#### Texto de leitura

Não, Undeads não são OP
Patches vão e patches vem e os mesmos jogadores mortos-vivos continuam no topo do cenário. Espectadores adoram apontar, com isso, que a raça está roubada. Afinal, Happy sempre vence a W3Champions. Venceu as finais da DreamHack 2022 — o Mundial do ano passado — e consistentemente vence eventos presenciais. O apontamento mais recente que li é que a raça “faz o jogador parecer um Deus”.
Undead faz jogador mediano parecer assombroso e faz jogador top parecer um Deus (happy).
— Guilherme Pereira (@UrtigaoPereira) November 14, 2022
Não é bem assim. Vamos aos números.
O ranking da W3Champions reúne os melhores jogadores de Warcraft 3 em todo o mundo desde o lançamento do Reforged. Eles contam com uma estrutura robusta de servidores que permitiu que jogadores europeus, orientais e até mesmo americanos jogassem entre si em condições estáveis de ping — muitas vezes melhor que a própria Battle.net.

########
#### Dados para análise

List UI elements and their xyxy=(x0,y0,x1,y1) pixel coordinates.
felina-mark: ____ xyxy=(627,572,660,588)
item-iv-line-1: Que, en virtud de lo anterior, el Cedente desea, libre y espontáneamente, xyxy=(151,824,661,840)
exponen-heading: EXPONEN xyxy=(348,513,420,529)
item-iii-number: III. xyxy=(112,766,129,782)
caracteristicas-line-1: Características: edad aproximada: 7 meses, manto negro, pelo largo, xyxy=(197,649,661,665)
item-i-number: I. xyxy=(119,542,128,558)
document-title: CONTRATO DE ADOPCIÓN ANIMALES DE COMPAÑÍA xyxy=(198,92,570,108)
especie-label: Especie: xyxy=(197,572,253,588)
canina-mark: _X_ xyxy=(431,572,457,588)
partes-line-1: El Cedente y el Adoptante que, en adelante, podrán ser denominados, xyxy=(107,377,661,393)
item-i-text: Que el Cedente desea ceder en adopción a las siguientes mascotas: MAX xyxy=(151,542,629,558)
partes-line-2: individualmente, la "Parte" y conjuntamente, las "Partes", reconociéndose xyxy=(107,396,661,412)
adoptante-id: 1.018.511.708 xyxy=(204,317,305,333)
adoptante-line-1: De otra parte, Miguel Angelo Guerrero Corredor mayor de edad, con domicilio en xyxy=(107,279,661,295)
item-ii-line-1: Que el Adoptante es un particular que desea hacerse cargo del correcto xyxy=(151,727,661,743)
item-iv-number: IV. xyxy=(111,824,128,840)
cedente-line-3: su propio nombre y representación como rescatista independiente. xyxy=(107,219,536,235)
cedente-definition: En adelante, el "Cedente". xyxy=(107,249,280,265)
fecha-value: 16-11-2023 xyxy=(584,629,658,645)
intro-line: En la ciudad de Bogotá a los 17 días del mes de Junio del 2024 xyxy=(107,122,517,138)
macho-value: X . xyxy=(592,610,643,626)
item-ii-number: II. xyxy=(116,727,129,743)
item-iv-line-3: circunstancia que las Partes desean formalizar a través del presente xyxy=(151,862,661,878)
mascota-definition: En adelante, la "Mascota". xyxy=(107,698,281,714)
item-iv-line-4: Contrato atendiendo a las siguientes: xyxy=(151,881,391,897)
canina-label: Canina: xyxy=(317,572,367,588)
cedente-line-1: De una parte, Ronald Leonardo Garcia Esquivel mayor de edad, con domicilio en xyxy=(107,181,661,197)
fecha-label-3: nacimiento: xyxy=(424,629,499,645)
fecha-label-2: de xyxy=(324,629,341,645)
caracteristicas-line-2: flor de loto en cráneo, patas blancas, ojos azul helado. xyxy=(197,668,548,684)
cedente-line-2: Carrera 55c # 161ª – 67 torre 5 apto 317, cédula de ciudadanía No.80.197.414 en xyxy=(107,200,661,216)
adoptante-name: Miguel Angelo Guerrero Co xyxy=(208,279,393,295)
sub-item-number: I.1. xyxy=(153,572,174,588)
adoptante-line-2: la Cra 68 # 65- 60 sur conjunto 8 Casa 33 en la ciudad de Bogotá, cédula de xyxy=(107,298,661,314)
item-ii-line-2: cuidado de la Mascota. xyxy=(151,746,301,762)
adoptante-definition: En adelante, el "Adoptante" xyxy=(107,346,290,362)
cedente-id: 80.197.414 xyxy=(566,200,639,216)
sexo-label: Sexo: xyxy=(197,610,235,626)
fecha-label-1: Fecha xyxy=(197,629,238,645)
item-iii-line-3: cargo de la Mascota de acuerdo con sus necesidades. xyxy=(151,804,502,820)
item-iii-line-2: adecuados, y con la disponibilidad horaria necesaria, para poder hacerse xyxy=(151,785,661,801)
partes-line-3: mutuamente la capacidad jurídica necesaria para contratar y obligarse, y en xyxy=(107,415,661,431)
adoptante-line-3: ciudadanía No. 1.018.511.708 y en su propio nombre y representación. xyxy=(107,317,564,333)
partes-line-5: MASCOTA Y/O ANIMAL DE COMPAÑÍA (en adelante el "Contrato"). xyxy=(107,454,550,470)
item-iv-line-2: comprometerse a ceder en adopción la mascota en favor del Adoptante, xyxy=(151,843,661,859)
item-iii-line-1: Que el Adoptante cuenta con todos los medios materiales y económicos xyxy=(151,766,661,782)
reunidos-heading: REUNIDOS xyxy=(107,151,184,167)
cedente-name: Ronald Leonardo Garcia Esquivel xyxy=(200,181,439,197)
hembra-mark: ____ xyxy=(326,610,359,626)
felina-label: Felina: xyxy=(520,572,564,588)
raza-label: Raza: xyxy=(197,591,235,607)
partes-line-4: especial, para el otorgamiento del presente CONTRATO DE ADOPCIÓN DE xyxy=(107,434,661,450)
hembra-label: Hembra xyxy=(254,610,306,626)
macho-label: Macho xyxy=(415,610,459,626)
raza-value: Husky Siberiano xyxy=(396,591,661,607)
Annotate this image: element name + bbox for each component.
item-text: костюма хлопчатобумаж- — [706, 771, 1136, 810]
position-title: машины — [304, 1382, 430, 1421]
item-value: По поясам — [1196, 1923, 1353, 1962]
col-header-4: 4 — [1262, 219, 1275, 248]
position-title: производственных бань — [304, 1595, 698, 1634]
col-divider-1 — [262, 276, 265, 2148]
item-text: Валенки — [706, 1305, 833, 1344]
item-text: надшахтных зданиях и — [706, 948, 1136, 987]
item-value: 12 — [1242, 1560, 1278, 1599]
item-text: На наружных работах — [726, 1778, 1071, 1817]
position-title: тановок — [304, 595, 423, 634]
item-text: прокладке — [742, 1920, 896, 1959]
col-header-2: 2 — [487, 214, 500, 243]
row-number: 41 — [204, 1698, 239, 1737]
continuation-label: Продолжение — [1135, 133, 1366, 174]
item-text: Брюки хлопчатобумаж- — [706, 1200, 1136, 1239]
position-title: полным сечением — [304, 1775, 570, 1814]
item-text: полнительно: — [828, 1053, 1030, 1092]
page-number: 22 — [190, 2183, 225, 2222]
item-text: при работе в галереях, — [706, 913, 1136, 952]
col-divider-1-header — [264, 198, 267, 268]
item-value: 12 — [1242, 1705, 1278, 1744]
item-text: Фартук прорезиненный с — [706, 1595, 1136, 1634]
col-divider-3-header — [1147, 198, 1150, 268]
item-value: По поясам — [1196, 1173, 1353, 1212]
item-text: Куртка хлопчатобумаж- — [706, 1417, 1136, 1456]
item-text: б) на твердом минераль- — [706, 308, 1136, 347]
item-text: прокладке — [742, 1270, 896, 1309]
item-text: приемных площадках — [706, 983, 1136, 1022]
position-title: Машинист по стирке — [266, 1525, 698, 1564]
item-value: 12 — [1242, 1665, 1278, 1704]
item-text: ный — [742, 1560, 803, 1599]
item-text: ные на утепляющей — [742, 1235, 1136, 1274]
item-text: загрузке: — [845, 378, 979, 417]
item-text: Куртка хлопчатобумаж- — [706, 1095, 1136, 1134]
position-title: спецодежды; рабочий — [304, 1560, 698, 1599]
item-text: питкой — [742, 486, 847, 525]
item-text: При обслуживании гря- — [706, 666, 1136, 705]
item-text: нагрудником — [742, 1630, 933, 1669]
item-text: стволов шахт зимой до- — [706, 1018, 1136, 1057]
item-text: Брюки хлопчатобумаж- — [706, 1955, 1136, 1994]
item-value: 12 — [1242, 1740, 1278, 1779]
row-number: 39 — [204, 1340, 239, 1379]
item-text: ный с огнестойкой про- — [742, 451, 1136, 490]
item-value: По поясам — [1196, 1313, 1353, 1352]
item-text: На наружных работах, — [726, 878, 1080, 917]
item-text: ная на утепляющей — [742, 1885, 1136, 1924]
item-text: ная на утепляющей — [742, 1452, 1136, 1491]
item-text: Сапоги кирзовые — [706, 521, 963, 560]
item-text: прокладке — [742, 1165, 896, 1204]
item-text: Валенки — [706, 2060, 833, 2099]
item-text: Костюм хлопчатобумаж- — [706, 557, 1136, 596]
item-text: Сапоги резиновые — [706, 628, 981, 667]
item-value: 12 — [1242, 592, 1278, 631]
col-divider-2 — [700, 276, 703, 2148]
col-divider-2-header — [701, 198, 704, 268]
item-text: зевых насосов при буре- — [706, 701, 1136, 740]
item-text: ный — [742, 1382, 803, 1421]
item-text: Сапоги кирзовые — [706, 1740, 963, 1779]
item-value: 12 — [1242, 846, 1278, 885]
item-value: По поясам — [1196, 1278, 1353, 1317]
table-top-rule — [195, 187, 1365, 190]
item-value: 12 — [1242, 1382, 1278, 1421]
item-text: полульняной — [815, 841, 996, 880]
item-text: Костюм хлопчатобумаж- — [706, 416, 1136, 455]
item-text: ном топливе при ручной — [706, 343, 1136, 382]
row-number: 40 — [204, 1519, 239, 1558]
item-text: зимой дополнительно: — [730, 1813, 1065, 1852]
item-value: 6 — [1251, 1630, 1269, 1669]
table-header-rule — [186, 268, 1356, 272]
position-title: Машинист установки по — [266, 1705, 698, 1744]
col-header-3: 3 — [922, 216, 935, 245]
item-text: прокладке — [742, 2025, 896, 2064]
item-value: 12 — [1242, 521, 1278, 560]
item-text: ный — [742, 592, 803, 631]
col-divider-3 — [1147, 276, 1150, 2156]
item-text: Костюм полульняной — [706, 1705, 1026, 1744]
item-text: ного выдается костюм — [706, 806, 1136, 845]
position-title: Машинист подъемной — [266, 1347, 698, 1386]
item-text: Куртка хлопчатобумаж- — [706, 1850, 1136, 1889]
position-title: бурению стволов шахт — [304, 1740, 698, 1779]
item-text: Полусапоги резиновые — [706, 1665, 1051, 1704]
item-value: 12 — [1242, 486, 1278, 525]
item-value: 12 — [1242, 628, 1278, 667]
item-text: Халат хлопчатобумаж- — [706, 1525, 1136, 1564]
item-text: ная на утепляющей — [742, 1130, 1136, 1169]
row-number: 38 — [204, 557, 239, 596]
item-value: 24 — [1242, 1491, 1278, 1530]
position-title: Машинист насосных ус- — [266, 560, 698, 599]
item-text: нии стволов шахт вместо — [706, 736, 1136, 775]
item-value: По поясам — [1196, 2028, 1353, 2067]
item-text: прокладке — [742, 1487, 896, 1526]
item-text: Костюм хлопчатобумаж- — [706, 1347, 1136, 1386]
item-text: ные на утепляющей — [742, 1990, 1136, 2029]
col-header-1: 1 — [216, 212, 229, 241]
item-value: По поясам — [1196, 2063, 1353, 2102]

########

### Tarefa A
De acordo com o texto sobre a raça Undead no Warcraft 3, qual competição de 2022 Happy venceu?
### Tarefa B
Prolongue o texto sobre a raça Undead no Warcraft 3, começando logo após a última frase.
Os registros formam um material à parte, sem relação com o texto.

### Resposta esperada A
As finais da DreamHack 2022, o Mundial daquele ano.

### Resposta esperada B
Com o argumento de “Undead OP” em mãos, vamos analisar os números de Mestres e Grão-Mestres que chegam entre os melhores do mundo por lá? Afinal, deve ser fácil ser um jogador mediano de mortos-vivos e chegar entre na elite, não é mesmo?








Será que preciso continuar? Undead nunca esteve no topo entre o número de jogadores. E sempre vale lembrar aqui: Happy sempre tem 3 contas no Grão-Mestre. Isso significa que o número de mortos-vivos em GM sempre é efetivamente menos dois.
Opa, quer ver mais? O site Warcraft3.info compila um sistema de ELO baseado na performance de todos os jogadores em campeonatos da comunidade.
Devemos ter muitos Undeads no topo então, certo? Veja a última atualização, já contando com o resultado da W3Champions Season 12.


Na tabela temos:
- 10 jogadores de Night Elf;
- 7 jogadores de Orc;
- 5 jogadores de Human;
- 5 jogadores de Undead.
O que isso significa?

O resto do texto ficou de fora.